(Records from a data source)
═══

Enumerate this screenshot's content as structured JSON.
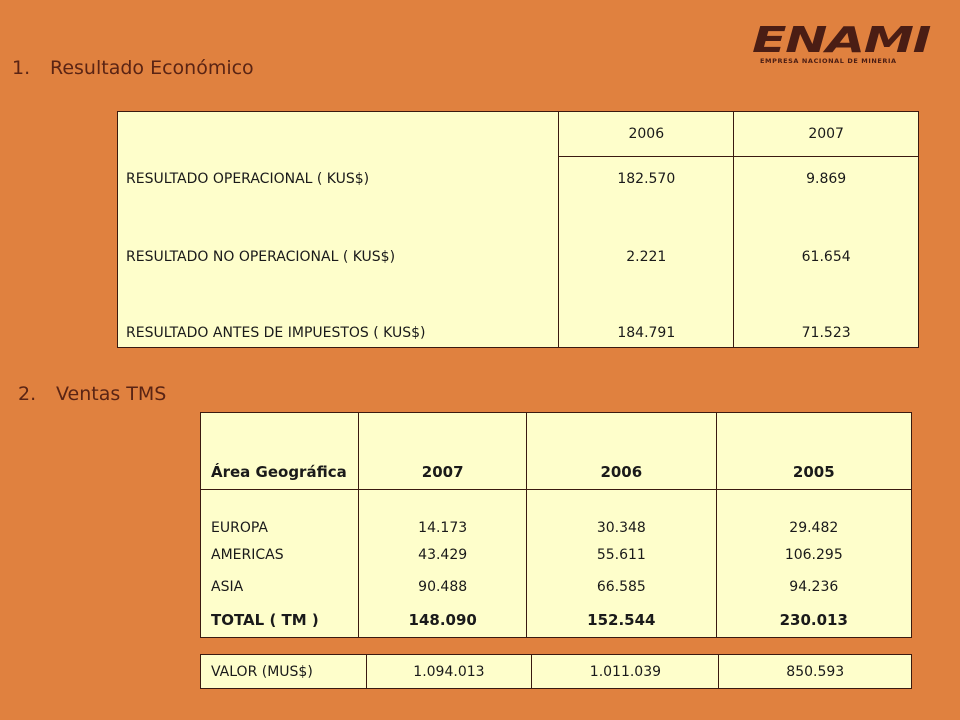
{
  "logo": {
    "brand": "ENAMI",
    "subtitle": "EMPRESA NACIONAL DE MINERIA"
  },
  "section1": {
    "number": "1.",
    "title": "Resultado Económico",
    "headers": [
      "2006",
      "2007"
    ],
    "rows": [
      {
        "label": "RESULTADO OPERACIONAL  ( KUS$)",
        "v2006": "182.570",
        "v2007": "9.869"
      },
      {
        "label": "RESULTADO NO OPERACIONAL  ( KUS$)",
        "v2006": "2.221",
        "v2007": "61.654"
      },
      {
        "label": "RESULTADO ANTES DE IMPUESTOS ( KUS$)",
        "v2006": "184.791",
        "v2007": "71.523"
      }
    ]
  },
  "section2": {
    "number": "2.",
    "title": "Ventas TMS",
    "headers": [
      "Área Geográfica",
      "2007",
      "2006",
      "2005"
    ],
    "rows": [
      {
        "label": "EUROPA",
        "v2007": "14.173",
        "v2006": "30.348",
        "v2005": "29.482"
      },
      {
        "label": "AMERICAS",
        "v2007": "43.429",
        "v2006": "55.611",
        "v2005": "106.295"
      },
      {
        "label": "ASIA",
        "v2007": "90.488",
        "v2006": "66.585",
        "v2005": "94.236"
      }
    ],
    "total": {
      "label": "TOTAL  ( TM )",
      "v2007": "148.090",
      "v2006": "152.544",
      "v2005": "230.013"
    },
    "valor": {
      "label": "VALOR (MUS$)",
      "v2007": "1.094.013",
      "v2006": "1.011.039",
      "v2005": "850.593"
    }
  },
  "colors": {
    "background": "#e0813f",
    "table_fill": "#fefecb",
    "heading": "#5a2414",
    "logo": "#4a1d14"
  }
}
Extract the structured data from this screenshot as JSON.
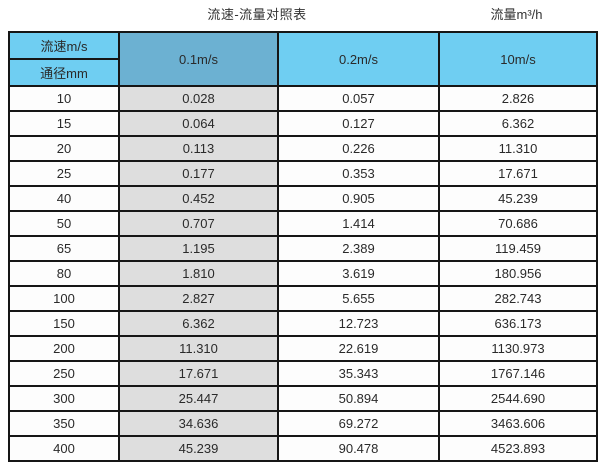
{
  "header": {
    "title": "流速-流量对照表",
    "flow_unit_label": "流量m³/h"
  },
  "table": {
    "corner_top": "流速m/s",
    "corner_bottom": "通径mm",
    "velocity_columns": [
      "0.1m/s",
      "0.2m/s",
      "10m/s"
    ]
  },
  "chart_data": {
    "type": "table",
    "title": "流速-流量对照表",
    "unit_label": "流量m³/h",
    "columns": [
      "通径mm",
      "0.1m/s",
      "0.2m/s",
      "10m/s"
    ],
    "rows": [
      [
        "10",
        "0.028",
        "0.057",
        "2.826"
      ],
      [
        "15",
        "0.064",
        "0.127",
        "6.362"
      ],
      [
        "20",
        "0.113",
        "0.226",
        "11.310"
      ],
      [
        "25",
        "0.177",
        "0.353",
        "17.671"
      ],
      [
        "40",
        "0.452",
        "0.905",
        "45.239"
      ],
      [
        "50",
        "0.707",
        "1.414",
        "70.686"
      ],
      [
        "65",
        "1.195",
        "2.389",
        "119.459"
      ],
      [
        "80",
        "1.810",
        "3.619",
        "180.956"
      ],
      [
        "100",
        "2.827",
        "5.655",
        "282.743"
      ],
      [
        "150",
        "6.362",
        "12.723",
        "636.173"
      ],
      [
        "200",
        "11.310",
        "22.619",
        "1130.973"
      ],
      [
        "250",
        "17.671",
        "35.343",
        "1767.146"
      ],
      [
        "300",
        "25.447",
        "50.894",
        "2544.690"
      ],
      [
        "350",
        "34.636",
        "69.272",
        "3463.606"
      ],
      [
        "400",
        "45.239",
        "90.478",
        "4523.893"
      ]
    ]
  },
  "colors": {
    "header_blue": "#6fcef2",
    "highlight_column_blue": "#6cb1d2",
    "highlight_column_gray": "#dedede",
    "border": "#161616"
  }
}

═══

Find the lines containing "流量m³" and pull them out.

    "flow_unit_label": "流量m³/h"
    "unit_label": "流量m³/h",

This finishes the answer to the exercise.